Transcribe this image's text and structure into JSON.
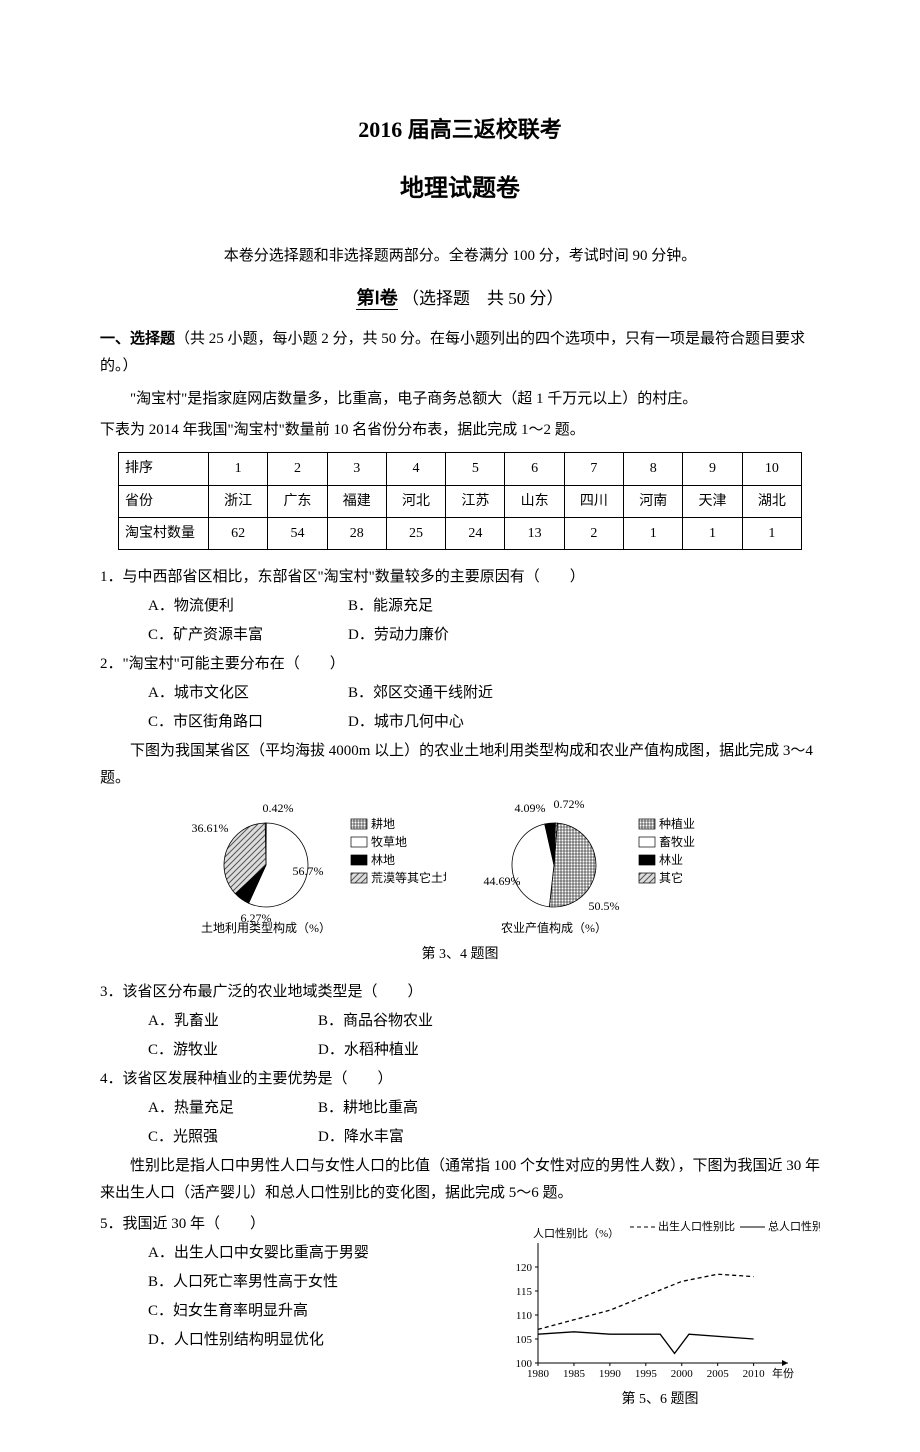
{
  "title": "2016 届高三返校联考",
  "subtitle": "地理试题卷",
  "instructions": "本卷分选择题和非选择题两部分。全卷满分 100 分，考试时间 90 分钟。",
  "section1": {
    "roman": "第Ⅰ卷",
    "suffix": "（选择题　共 50 分）",
    "intro_bold": "一、选择题",
    "intro_rest": "（共 25 小题，每小题 2 分，共 50 分。在每小题列出的四个选项中，只有一项是最符合题目要求的。）"
  },
  "passage1_l1": "\"淘宝村\"是指家庭网店数量多，比重高，电子商务总额大（超 1 千万元以上）的村庄。",
  "passage1_l2": "下表为 2014 年我国\"淘宝村\"数量前 10 名省份分布表，据此完成 1～2 题。",
  "table": {
    "row1_label": "排序",
    "row2_label": "省份",
    "row3_label": "淘宝村数量",
    "cols": [
      {
        "rank": "1",
        "prov": "浙江",
        "count": "62"
      },
      {
        "rank": "2",
        "prov": "广东",
        "count": "54"
      },
      {
        "rank": "3",
        "prov": "福建",
        "count": "28"
      },
      {
        "rank": "4",
        "prov": "河北",
        "count": "25"
      },
      {
        "rank": "5",
        "prov": "江苏",
        "count": "24"
      },
      {
        "rank": "6",
        "prov": "山东",
        "count": "13"
      },
      {
        "rank": "7",
        "prov": "四川",
        "count": "2"
      },
      {
        "rank": "8",
        "prov": "河南",
        "count": "1"
      },
      {
        "rank": "9",
        "prov": "天津",
        "count": "1"
      },
      {
        "rank": "10",
        "prov": "湖北",
        "count": "1"
      }
    ]
  },
  "q1": {
    "text": "1．与中西部省区相比，东部省区\"淘宝村\"数量较多的主要原因有（　　）",
    "a": "A．物流便利",
    "b": "B．能源充足",
    "c": "C．矿产资源丰富",
    "d": "D．劳动力廉价"
  },
  "q2": {
    "text": "2．\"淘宝村\"可能主要分布在（　　）",
    "a": "A．城市文化区",
    "b": "B．郊区交通干线附近",
    "c": "C．市区街角路口",
    "d": "D．城市几何中心"
  },
  "passage2": "下图为我国某省区（平均海拔 4000m 以上）的农业土地利用类型构成和农业产值构成图，据此完成 3～4 题。",
  "chart1": {
    "type": "pie",
    "title": "土地利用类型构成（%）",
    "background_color": "#ffffff",
    "slices": [
      {
        "label": "耕地",
        "value": 0.42,
        "pattern": "grid",
        "color": "#ffffff"
      },
      {
        "label": "牧草地",
        "value": 56.7,
        "pattern": "none",
        "color": "#ffffff"
      },
      {
        "label": "林地",
        "value": 6.27,
        "pattern": "solid",
        "color": "#000000"
      },
      {
        "label": "荒漠等其它土地",
        "value": 36.61,
        "pattern": "diag",
        "color": "#cccccc"
      }
    ],
    "label_fontsize": 12
  },
  "chart2": {
    "type": "pie",
    "title": "农业产值构成（%）",
    "background_color": "#ffffff",
    "slices": [
      {
        "label": "种植业",
        "value": 50.5,
        "pattern": "grid",
        "color": "#ffffff"
      },
      {
        "label": "畜牧业",
        "value": 44.69,
        "pattern": "none",
        "color": "#ffffff"
      },
      {
        "label": "林业",
        "value": 4.09,
        "pattern": "solid",
        "color": "#000000"
      },
      {
        "label": "其它",
        "value": 0.72,
        "pattern": "diag",
        "color": "#cccccc"
      }
    ],
    "label_fontsize": 12
  },
  "chart_caption_34": "第 3、4 题图",
  "q3": {
    "text": "3．该省区分布最广泛的农业地域类型是（　　）",
    "a": "A．乳畜业",
    "b": "B．商品谷物农业",
    "c": "C．游牧业",
    "d": "D．水稻种植业"
  },
  "q4": {
    "text": "4．该省区发展种植业的主要优势是（　　）",
    "a": "A．热量充足",
    "b": "B．耕地比重高",
    "c": "C．光照强",
    "d": "D．降水丰富"
  },
  "passage3": "性别比是指人口中男性人口与女性人口的比值（通常指 100 个女性对应的男性人数），下图为我国近 30 年来出生人口（活产婴儿）和总人口性别比的变化图，据此完成 5～6 题。",
  "q5": {
    "text": "5．我国近 30 年（　　）",
    "a": "A．出生人口中女婴比重高于男婴",
    "b": "B．人口死亡率男性高于女性",
    "c": "C．妇女生育率明显升高",
    "d": "D．人口性别结构明显优化"
  },
  "chart3": {
    "type": "line",
    "ylabel": "人口性别比（%）",
    "xlabel": "年份",
    "legend_birth": "出生人口性别比",
    "legend_total": "总人口性别比",
    "xlim": [
      1980,
      2012
    ],
    "ylim": [
      100,
      125
    ],
    "xtick_step": 5,
    "ytick_step": 5,
    "xticks": [
      "1980",
      "1985",
      "1990",
      "1995",
      "2000",
      "2005",
      "2010"
    ],
    "yticks": [
      "100",
      "105",
      "110",
      "115",
      "120"
    ],
    "series": {
      "birth": {
        "dash": "4,3",
        "color": "#000000",
        "points": [
          {
            "x": 1980,
            "y": 107
          },
          {
            "x": 1985,
            "y": 109
          },
          {
            "x": 1990,
            "y": 111
          },
          {
            "x": 1995,
            "y": 114
          },
          {
            "x": 2000,
            "y": 117
          },
          {
            "x": 2005,
            "y": 118.5
          },
          {
            "x": 2010,
            "y": 118
          }
        ]
      },
      "total": {
        "dash": "none",
        "color": "#000000",
        "points": [
          {
            "x": 1980,
            "y": 106
          },
          {
            "x": 1985,
            "y": 106.5
          },
          {
            "x": 1990,
            "y": 106
          },
          {
            "x": 1997,
            "y": 106
          },
          {
            "x": 1999,
            "y": 102
          },
          {
            "x": 2001,
            "y": 106
          },
          {
            "x": 2010,
            "y": 105
          }
        ]
      }
    },
    "background_color": "#ffffff",
    "axis_color": "#000000",
    "label_fontsize": 11
  },
  "chart_caption_56": "第 5、6 题图"
}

----

**TO BE DONE**.
Go through the entries and return each line where the word "rank" appears.

**COMPLETED EXERCISE**.
        "rank": "1",
        "rank": "2",
        "rank": "3",
        "rank": "4",
        "rank": "5",
        "rank": "6",
        "rank": "7",
        "rank": "8",
        "rank": "9",
        "rank": "10",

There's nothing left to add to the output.